--- Start of SUPPLIED RECORDS ---

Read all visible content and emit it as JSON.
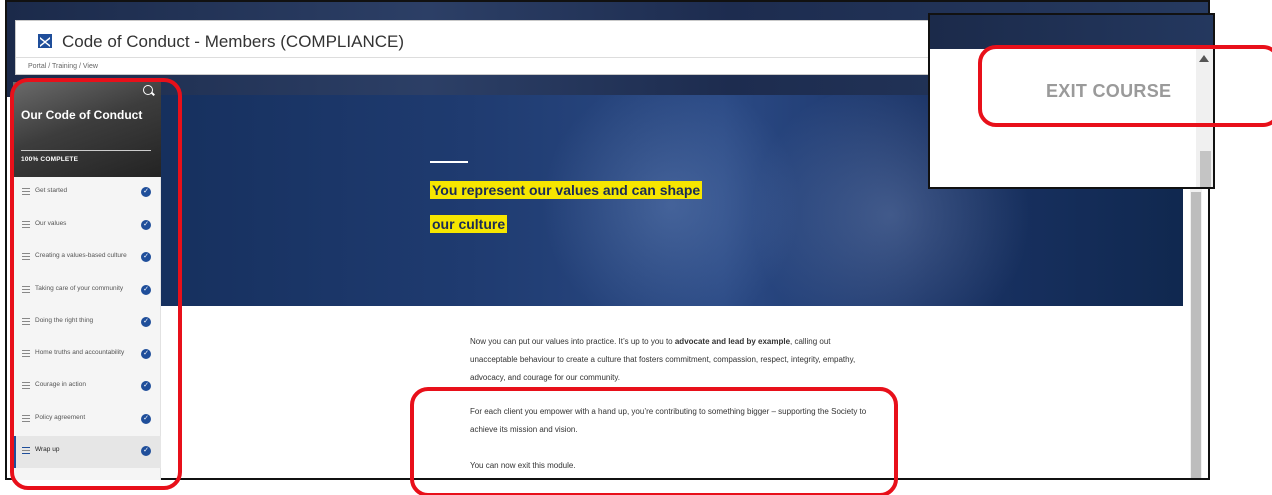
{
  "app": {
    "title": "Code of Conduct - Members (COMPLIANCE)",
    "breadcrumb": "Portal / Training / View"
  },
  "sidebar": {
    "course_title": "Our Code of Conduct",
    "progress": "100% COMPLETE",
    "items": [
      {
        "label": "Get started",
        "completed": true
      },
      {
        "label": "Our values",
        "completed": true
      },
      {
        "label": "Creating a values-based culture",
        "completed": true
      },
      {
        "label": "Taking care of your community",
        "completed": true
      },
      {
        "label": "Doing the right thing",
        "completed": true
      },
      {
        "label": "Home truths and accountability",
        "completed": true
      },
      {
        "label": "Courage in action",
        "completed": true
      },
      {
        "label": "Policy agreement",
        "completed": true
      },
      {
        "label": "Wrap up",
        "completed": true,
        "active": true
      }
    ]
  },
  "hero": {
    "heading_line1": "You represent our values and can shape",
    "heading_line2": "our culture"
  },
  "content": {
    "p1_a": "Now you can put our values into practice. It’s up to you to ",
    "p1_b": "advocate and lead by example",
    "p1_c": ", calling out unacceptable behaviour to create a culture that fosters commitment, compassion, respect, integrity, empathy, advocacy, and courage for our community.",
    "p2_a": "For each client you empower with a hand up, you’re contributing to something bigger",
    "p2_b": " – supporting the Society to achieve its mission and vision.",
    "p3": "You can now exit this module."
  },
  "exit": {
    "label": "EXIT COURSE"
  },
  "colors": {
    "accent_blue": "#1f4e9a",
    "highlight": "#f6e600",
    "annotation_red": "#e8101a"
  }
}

--- End of SUPPLIED RECORDS ---

■ **STATED TASK**: Quote the records in their entirety, keeping the wording exact and excluding pictures.

■ **RESULT OF THE TASK**:
Read all visible content and emit it as JSON.
{
  "app": {
    "title": "Code of Conduct - Members (COMPLIANCE)",
    "breadcrumb": "Portal / Training / View"
  },
  "sidebar": {
    "course_title": "Our Code of Conduct",
    "progress": "100% COMPLETE",
    "items": [
      {
        "label": "Get started",
        "completed": true
      },
      {
        "label": "Our values",
        "completed": true
      },
      {
        "label": "Creating a values-based culture",
        "completed": true
      },
      {
        "label": "Taking care of your community",
        "completed": true
      },
      {
        "label": "Doing the right thing",
        "completed": true
      },
      {
        "label": "Home truths and accountability",
        "completed": true
      },
      {
        "label": "Courage in action",
        "completed": true
      },
      {
        "label": "Policy agreement",
        "completed": true
      },
      {
        "label": "Wrap up",
        "completed": true,
        "active": true
      }
    ]
  },
  "hero": {
    "heading_line1": "You represent our values and can shape",
    "heading_line2": "our culture"
  },
  "content": {
    "p1_a": "Now you can put our values into practice. It’s up to you to ",
    "p1_b": "advocate and lead by example",
    "p1_c": ", calling out unacceptable behaviour to create a culture that fosters commitment, compassion, respect, integrity, empathy, advocacy, and courage for our community.",
    "p2_a": "For each client you empower with a hand up, you’re contributing to something bigger",
    "p2_b": " – supporting the Society to achieve its mission and vision.",
    "p3": "You can now exit this module."
  },
  "exit": {
    "label": "EXIT COURSE"
  },
  "colors": {
    "accent_blue": "#1f4e9a",
    "highlight": "#f6e600",
    "annotation_red": "#e8101a"
  }
}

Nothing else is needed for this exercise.